Excerpted passage:

----------

Some archetypes, then, are truly universal (the hero), and some are universal but interpreted in importantly different ways (the dragon), while still other archetypes resonate much more in one cultural region than another (metempsychosis). I assume that this variance follows from the differences in evolutionary psychology from cognitive modernity occurring independently in different geographical regions, each of which regions constituted the EEA of the particular occurrence of the cognitive modernity that it shaped. With these considerations in mind, I hold that, from a mythological or psychological standpoint, one might also call the EEA the Archetypal Age. The EEA is when the archetypes of the human collective unconscious were laid down (and they are with us still), and these archetypes vary slightly from region to region. Human beings ultimately have more in common with each other than they have fundamental differences, but the differences remain and they are important.
7. Of Axial Ages and Archetypal Ages
The Axial Age is to be distinguished from the Archetypal Age. While the Archetypal Age was about the formation of human nature (our psycho-social makeup, as selected by evolutionary pressures), the Axial Age was that time in human history when a macro-historical division of human experience reached a mature mythological expression, and this occurred tens of thousands of years after the Archetypal Age. The selective forces that resulted in the Axial Age were primarily social, and have not continued for a period of time sufficient to change human nature. In other words, the Axial Age was not an environment of evolutionary adaptedness for new cognitive archetypes.
The Axial Age identified by Karl Jaspers was the Axial Age of agricultural civilizations. I have speculated that there was an earlier Axial Age when our Paleolithic ancestors produced a distinctive culture that was the mature mythological expression of the Paleolithic human world (cf. Axialization of the Nomadic Paradigm), and that there could be another Axial Age (cf. The Next Axial Age) when the mythological framework of industrialized civilization is brought to its mature expression. Indeed, this axialization of industrialized civilization could coincide with the origin myth of spacefaring civilization, if the mature form that industrialized civilization takes is that of a spacefaring civilization.
The transition from hunter-gatherer nomadism to agricultural civilization involved a loss of the entirety of human prehistory—a history that only relatively recently has been recovered with the advent of scientific historiography, which reconstructed prehistory from archaeological evidence, because no human memory of it remains. Prior to the recovery of human prehistory, everything before agricultural civilization was history effaced—the slate wiped clean and humanity starting over again from scratch, except for the mute and unconscious evolutionary psychology retained from our environment of evolutionary adaptedness. [11]
It is said that nature abhors a vacuum. Whether or not this is true of nature, it certainly is true of the human mind (hence Viktor Frankl’s conception of the “existential vacuum” as a pathological condition of human consciousness [12]). The void of effaced prehistory was filled with mythologies that peopled the nothingness before civilization with meanings, values, and personalities that provided a surrogate content for an actual past than had been lost. Thus foundational myths are interpolations that fill a collective existential vacuum—the existential vacuum of effaced history.

----------

Data:

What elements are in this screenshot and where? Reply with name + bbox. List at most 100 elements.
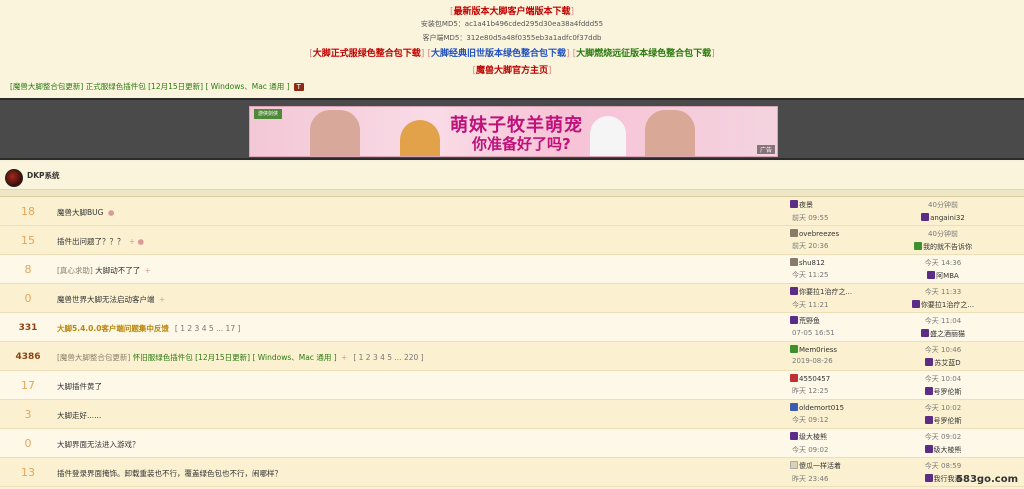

----------

Task description: Summarize the text on Archetypal and Axial Ages in three sentences. Answer from the text on Archetypal and Axial Ages alone, not from the data.

Expected answer: Some archetypes are universal, while others are interpreted differently or resonate more in one region than another, and the author calls the environment of evolutionary adaptedness the Archetypal Age, when the slightly region-varying archetypes of the collective unconscious were laid down. The Axial Age came tens of thousands of years later, when a macro-historical division of human experience reached mature mythological expression through mainly social forces that have not lasted long enough to change human nature; the author also speculates about an earlier Paleolithic Axial Age and a possible future one for industrialized civilization. The transition to agricultural civilization erased all memory of prehistory, and foundational myths filled that collective existential vacuum with meanings, values, and personalities.